Task.
Among the records that follow, count the lines with the string "this"; report only that count.

Data to process.
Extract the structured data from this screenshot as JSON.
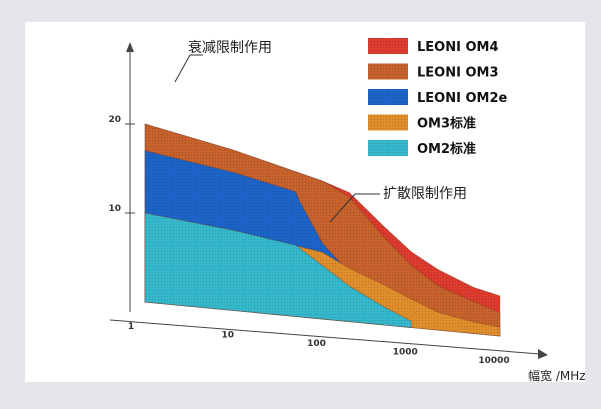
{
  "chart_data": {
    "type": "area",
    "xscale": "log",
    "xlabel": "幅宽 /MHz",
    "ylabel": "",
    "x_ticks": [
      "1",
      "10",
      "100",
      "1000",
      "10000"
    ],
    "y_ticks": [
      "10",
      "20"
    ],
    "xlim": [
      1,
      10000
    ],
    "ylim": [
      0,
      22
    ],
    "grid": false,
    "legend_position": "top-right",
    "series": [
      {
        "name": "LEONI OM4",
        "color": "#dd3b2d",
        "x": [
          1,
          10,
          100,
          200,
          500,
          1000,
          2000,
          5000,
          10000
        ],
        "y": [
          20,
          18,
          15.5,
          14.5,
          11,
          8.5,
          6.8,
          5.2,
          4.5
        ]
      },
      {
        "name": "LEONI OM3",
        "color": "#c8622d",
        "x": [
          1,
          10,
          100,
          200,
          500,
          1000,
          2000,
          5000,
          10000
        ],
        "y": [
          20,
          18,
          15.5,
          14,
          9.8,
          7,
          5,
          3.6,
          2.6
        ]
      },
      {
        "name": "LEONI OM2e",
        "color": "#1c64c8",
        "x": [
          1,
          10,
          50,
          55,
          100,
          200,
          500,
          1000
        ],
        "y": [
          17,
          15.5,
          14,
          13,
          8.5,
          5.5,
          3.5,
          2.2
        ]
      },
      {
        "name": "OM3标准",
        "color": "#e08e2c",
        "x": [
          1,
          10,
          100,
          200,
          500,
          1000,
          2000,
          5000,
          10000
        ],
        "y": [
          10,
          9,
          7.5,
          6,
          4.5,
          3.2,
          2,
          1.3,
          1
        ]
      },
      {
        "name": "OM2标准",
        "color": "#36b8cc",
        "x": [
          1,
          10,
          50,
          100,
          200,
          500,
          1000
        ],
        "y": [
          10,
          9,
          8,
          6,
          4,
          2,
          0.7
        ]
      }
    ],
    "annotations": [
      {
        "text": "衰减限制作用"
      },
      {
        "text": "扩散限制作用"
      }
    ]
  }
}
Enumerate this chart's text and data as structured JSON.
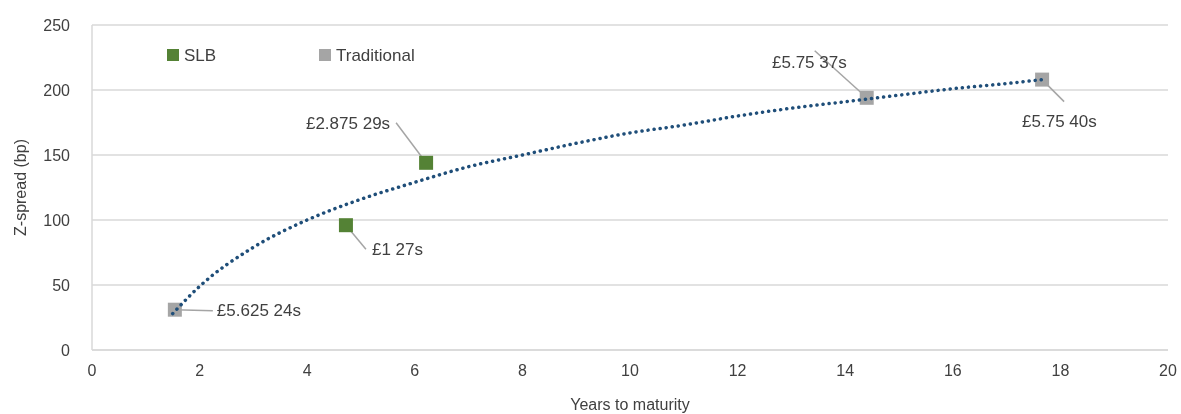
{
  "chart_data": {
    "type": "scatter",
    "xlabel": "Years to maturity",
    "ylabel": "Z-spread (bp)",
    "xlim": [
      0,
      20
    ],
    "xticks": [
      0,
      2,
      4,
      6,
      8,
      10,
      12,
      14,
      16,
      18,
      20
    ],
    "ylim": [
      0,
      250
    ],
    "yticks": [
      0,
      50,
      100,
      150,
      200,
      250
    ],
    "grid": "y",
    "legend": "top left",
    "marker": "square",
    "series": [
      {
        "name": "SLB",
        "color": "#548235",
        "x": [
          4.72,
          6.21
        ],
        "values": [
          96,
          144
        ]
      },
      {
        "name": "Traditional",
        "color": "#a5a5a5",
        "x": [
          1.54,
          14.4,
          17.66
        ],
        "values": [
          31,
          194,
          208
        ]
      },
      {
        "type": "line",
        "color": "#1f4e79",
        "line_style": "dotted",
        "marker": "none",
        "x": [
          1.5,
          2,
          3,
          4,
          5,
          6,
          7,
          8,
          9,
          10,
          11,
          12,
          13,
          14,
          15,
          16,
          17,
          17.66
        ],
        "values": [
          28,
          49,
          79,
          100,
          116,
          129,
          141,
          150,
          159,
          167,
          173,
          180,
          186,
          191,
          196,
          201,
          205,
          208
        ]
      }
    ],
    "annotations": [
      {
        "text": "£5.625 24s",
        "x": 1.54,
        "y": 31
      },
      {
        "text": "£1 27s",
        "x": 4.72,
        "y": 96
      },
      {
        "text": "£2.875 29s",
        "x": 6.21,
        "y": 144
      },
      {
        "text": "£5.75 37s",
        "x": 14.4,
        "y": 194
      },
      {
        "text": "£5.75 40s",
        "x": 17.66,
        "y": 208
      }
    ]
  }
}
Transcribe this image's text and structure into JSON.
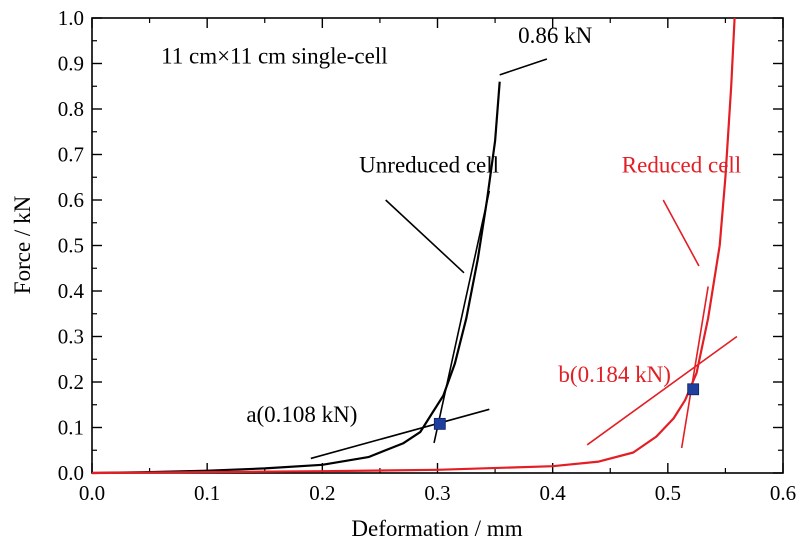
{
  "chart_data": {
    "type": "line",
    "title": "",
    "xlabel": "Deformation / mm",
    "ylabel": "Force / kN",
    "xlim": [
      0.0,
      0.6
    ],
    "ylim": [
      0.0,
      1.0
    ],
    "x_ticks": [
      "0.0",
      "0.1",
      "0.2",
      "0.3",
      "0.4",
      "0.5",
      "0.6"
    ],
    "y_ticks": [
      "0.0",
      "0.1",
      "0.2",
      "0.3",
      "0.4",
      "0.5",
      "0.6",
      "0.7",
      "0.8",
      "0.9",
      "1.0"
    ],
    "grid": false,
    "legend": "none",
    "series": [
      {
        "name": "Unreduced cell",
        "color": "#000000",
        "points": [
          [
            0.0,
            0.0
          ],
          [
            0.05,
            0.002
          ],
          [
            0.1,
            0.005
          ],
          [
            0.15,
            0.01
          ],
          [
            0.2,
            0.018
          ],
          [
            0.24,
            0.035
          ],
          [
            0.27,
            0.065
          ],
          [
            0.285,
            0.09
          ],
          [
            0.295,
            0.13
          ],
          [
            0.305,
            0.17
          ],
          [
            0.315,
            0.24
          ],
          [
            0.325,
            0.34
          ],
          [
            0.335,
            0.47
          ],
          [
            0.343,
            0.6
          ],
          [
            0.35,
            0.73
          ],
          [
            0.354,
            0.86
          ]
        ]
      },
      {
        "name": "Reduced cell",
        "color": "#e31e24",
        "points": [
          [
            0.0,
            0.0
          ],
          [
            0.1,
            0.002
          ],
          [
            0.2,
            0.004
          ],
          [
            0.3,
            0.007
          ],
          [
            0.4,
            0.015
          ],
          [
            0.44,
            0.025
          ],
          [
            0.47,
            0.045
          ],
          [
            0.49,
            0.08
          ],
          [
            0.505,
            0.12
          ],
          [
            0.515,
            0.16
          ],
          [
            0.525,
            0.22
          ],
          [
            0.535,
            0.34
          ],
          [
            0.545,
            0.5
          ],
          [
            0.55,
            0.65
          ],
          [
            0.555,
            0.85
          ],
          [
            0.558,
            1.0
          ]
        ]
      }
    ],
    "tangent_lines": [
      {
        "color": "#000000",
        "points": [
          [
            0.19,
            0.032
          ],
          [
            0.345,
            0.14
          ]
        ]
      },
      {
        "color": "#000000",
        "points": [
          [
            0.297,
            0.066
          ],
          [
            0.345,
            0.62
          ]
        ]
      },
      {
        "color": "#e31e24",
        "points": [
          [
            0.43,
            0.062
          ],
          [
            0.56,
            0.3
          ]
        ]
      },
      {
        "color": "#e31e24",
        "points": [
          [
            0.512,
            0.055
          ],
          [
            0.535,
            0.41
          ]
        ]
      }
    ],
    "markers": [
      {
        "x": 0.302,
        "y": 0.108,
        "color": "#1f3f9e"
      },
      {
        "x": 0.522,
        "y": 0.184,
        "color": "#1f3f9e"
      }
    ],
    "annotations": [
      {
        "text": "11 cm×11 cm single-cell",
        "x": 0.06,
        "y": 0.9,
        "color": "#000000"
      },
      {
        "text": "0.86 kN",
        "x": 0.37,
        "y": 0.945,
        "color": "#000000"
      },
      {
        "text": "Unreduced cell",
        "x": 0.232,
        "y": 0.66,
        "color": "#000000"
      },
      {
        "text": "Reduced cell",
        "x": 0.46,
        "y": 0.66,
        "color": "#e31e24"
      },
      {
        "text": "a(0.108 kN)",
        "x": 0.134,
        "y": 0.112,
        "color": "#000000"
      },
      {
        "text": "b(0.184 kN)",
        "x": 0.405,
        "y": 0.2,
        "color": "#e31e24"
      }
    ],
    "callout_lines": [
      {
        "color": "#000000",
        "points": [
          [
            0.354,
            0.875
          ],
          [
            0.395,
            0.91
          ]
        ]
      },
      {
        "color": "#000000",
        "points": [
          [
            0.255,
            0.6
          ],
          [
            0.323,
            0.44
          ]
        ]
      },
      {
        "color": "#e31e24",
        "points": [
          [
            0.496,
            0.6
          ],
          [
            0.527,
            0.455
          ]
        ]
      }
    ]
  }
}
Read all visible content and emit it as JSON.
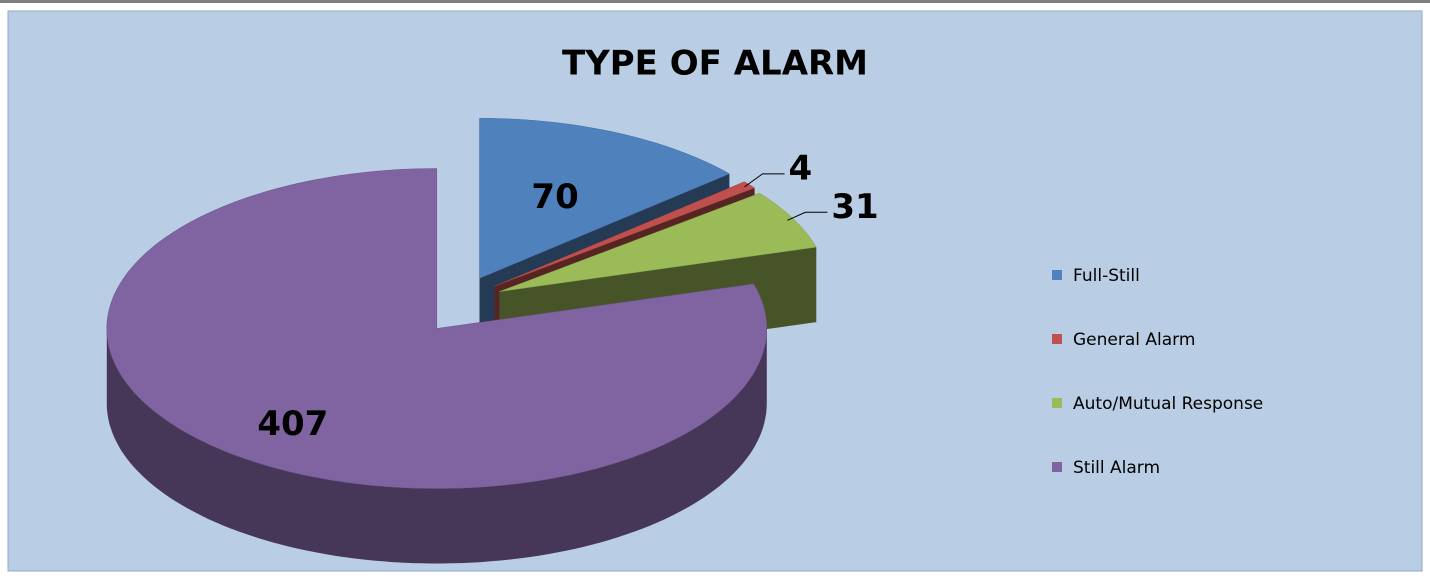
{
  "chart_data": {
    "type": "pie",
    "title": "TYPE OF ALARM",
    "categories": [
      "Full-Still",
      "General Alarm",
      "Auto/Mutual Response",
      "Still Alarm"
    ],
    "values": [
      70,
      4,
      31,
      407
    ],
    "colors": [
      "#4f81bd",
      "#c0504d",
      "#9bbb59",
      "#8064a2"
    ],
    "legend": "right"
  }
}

Written reply.
3